Selection:
╔══

Saturday, 10 September 2016

Walt's Era - Part 6: The New Disney Emerges, Part 2 (1953)


Big things were brewing behind the scenes as Disney charted out its new course in the Fifties. Most of it worked out quite well for Disney in the end, though it caused back room friction at the time.

Walt Disney Productions bore the name of Walt Disney, but was not synonymous with him as a business unit. In this year, the company's board of directors signed a deal to licence Walt's name for forty years and give him a personal services contract to the tune of $3000/week (which would be pretty good money now let alone in the Fifties). Walt's own company, WED Enterprises would create the attractions for Disneyland which Walt Disney Productions would then purchase. Three board members resigned over the arrangement, and later in the year, a shareholder would sue Walt and WED Enterprises. Nevertheless, plans for Disneyland were proceeding apace. 160 ares of orchard along the Santa Ana Freeway in Anaheim were purchased, ready to be leveled. WED began preliminary design work for the park, including the first full rendering by Herb Ryman, drawn over one weekend with Walt looming over his shoulder.


Significantly for Disney's business operations, Buena Vista Distribution was also incorporated this year. RKO Pictures, with whom Disney had a relationship since 1937, had little faith in the first True-Life Adventures feature film. Not one to let small minds deter him, Walt pushed ahead to take distribution of his films back into his own hands. By contractual necessity, a few more Disney films would be distributed by RKO for the next few years, including a series of now-lost themed anthologies of shorts such as New Year's Jamboree, 4th of July Firecrackers, Fall Varieties, Halloween Hilarities, Thanksgiving Day Mirthquakes, Mickey's Birthday Party, and Christmas Jollities (all 1953).


Bear Country
February 5, 1953
33 minutes

It's hard to go wrong with black bears. They're pretty cute, and rolly-polly, and therefore quite photogenic. This True-Life Adventure plays it up against the backdrop of the Grand Tetons and Yellowstone National Park.

Once again we're back to following one of the North America's charismatic animals through its seasonal round, from winter to winter, through birth, adolescence, and mating. This was much more engaging than Water Birds, but that might only be accounted for by how I love black bears. There isn't really anything more to do with the form of a True-Life Adventure by this point. It has hit stasis. All that seems to really change up is the subject matter, and soon, the length.

╚══

Source material:
╔══

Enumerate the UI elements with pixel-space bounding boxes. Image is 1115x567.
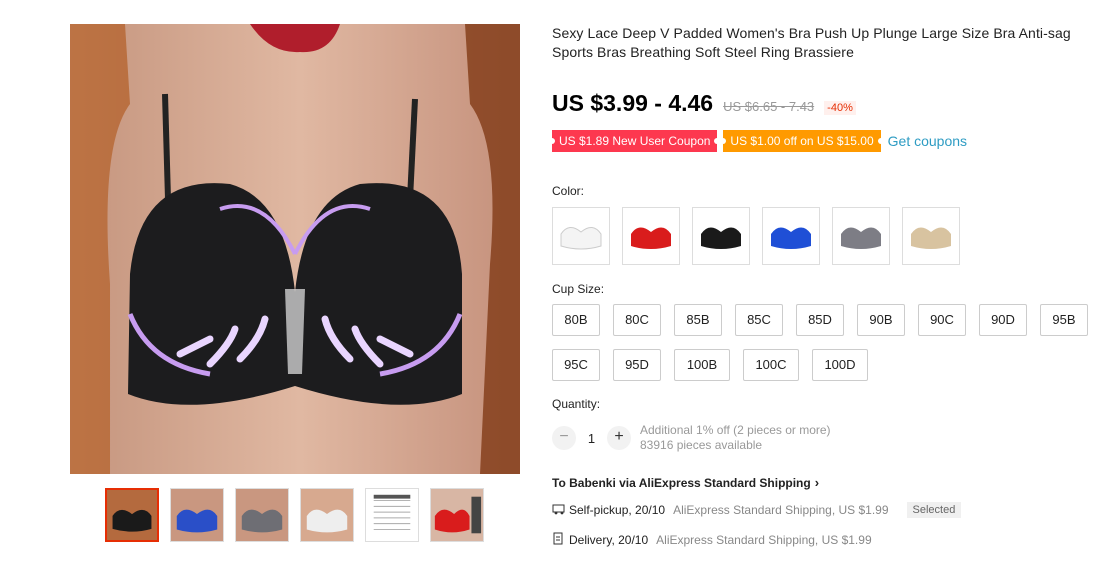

╚══

Problems:
**a)** Answer each question from the Disney post for 1953.
(i) What weekly sum did Walt's personal services contract pay?
(ii) Which company had Disney had a relationship with since 1937?
(iii) What running time does the post give for Bear Country?
**b)** Reproduce the passage of the Disney post from "Bear Country" to "Yellowstone National Park.".

Responses to the tasks:
**a)**
(i) $3000 per week.
(ii) RKO Pictures.
(iii) 33 minutes.

**b)**
Bear Country
February 5, 1953
33 minutes

It's hard to go wrong with black bears. They're pretty cute, and rolly-polly, and therefore quite photogenic. This True-Life Adventure plays it up against the backdrop of the Grand Tetons and Yellowstone National Park.